• [Exercise directions]
Where a line in the listing below contains the word "USDCHF", copy that line.

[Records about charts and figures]
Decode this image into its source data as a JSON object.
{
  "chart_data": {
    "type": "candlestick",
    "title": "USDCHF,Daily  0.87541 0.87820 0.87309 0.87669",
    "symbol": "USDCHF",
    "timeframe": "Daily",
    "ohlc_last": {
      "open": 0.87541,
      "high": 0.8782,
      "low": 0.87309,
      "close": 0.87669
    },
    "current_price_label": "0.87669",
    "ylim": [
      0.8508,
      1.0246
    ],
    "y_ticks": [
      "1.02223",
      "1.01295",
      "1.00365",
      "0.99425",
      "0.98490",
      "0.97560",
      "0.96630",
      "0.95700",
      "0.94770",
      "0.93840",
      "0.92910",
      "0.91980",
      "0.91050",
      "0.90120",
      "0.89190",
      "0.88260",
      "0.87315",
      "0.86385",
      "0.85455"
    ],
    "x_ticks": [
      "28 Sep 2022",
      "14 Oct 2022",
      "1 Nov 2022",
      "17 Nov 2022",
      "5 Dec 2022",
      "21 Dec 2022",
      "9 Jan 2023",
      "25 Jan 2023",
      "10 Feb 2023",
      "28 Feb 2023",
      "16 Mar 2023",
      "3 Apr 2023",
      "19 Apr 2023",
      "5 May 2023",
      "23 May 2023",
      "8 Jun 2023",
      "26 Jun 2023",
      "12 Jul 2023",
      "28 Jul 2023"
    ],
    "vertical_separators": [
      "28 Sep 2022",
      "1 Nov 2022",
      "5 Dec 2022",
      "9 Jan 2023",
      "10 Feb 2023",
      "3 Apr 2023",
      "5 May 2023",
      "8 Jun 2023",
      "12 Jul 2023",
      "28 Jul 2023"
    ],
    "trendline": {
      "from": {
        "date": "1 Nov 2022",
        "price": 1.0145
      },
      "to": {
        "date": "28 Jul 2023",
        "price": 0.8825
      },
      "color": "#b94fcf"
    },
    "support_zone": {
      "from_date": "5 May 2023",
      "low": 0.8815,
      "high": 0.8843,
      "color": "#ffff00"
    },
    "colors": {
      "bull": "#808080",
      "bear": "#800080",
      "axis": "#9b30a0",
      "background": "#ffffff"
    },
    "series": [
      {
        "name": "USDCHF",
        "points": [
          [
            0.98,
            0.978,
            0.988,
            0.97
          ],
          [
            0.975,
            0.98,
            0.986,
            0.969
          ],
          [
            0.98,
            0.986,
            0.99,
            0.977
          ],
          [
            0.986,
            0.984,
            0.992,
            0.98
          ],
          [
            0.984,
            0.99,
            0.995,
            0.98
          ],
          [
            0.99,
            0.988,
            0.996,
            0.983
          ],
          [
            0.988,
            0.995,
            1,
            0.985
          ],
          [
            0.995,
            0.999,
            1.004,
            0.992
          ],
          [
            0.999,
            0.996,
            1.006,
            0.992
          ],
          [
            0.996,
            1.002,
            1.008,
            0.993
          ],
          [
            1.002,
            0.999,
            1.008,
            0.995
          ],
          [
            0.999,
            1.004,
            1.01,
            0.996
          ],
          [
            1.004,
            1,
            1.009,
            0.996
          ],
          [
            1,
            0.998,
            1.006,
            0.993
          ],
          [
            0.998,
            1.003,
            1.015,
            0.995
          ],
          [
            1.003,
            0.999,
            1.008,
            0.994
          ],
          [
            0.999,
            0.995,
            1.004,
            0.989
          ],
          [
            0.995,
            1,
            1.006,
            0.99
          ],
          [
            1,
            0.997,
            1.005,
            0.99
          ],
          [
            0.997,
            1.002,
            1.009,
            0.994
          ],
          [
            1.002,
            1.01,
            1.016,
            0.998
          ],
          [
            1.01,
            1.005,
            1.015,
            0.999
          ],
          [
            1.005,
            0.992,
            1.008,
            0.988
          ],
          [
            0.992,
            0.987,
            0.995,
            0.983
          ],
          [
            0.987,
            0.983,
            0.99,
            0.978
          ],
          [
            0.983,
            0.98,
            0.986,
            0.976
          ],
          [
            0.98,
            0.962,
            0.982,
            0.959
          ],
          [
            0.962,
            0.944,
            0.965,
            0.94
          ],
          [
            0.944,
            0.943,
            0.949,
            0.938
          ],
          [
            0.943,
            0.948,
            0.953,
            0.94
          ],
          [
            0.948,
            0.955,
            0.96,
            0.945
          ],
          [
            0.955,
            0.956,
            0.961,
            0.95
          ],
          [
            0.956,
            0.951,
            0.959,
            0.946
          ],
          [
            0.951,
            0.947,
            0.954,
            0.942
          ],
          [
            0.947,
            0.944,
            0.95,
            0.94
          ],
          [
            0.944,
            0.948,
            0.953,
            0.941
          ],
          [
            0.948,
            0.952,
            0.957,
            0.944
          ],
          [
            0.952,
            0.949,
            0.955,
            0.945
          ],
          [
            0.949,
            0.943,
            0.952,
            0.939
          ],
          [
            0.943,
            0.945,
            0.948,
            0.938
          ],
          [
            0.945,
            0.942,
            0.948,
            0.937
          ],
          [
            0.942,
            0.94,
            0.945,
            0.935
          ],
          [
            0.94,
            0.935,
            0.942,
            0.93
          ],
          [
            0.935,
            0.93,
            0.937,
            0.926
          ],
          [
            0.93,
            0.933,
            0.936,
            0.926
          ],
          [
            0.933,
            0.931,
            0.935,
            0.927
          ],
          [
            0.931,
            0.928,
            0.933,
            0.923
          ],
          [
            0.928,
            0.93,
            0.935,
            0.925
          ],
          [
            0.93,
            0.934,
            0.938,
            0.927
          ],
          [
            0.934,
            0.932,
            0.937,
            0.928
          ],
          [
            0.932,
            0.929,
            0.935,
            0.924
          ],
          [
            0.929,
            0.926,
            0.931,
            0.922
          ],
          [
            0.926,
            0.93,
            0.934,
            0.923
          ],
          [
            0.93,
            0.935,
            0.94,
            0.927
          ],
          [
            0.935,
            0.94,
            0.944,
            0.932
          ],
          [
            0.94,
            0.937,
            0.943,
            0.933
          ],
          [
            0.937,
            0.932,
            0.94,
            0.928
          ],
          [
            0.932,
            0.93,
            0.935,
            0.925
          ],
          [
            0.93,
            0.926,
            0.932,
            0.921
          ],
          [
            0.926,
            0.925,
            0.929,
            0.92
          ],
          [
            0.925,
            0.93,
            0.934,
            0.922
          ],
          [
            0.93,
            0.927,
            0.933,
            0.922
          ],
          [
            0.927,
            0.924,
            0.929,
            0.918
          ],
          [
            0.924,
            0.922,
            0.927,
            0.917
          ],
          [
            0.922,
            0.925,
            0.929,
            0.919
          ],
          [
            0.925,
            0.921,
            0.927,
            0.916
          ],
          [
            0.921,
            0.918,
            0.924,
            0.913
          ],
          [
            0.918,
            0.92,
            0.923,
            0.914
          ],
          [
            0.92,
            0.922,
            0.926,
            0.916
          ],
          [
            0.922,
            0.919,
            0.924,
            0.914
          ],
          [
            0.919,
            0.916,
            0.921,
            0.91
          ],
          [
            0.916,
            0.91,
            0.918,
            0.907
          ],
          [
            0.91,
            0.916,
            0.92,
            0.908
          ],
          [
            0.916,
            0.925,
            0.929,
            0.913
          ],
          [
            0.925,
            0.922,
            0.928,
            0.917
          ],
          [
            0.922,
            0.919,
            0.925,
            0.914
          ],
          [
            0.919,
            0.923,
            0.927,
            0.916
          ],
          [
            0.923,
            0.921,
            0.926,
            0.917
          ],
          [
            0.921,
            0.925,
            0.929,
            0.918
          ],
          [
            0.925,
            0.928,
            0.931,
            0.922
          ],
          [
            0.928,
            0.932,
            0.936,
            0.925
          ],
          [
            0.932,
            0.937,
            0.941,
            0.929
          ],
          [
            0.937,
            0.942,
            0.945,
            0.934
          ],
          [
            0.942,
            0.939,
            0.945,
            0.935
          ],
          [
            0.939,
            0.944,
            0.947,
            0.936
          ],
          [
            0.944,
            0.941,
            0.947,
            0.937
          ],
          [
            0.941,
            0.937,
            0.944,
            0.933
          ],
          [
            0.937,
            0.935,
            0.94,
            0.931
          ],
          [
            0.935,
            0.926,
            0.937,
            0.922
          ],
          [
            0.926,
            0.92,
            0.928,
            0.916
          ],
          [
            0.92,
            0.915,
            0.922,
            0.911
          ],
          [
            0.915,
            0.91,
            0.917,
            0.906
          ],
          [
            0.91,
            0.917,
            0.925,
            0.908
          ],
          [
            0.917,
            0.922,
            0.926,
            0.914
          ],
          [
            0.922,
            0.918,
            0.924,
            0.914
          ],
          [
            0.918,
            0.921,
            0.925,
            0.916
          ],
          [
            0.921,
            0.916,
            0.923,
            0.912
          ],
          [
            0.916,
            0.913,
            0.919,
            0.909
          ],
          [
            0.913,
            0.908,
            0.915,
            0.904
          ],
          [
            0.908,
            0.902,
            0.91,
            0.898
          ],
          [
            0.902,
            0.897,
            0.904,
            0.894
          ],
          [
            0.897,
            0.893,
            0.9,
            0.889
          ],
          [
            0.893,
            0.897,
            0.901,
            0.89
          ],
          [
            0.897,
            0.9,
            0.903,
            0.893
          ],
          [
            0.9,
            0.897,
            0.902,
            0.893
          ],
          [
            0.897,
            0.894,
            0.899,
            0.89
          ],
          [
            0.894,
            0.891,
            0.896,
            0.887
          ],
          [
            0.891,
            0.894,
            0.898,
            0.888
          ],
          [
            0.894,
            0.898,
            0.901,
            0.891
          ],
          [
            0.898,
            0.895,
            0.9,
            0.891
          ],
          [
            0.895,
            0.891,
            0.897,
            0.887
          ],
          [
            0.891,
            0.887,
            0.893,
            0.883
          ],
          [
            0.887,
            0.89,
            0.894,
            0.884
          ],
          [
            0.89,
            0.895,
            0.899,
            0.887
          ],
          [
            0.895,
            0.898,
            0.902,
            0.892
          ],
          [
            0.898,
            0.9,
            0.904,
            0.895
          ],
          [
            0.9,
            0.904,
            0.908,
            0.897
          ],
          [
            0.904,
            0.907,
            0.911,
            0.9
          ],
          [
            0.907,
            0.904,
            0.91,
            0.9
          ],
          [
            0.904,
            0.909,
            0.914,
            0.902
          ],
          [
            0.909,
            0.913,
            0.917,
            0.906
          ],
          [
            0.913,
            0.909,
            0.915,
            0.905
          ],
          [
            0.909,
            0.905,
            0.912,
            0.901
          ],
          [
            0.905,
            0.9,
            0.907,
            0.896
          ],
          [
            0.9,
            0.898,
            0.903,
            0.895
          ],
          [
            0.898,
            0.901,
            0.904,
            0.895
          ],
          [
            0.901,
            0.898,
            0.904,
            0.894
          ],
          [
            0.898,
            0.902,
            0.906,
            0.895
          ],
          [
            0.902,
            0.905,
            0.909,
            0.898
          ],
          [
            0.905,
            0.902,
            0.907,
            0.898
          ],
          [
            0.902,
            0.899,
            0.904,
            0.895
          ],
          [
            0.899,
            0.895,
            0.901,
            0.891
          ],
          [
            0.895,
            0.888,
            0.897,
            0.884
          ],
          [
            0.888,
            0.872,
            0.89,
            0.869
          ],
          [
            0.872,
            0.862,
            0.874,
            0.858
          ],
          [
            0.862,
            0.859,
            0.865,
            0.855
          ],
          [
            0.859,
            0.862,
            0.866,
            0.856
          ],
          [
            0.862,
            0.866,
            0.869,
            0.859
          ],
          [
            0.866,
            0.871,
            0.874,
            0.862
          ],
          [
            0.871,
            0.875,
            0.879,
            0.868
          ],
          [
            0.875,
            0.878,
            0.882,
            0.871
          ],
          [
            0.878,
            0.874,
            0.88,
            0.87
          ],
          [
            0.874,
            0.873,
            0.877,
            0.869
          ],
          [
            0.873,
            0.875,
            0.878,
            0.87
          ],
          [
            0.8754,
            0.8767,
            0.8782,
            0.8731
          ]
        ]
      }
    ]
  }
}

• [Output for this exercise]
    "title": "USDCHF,Daily  0.87541 0.87820 0.87309 0.87669",
    "symbol": "USDCHF",
        "name": "USDCHF",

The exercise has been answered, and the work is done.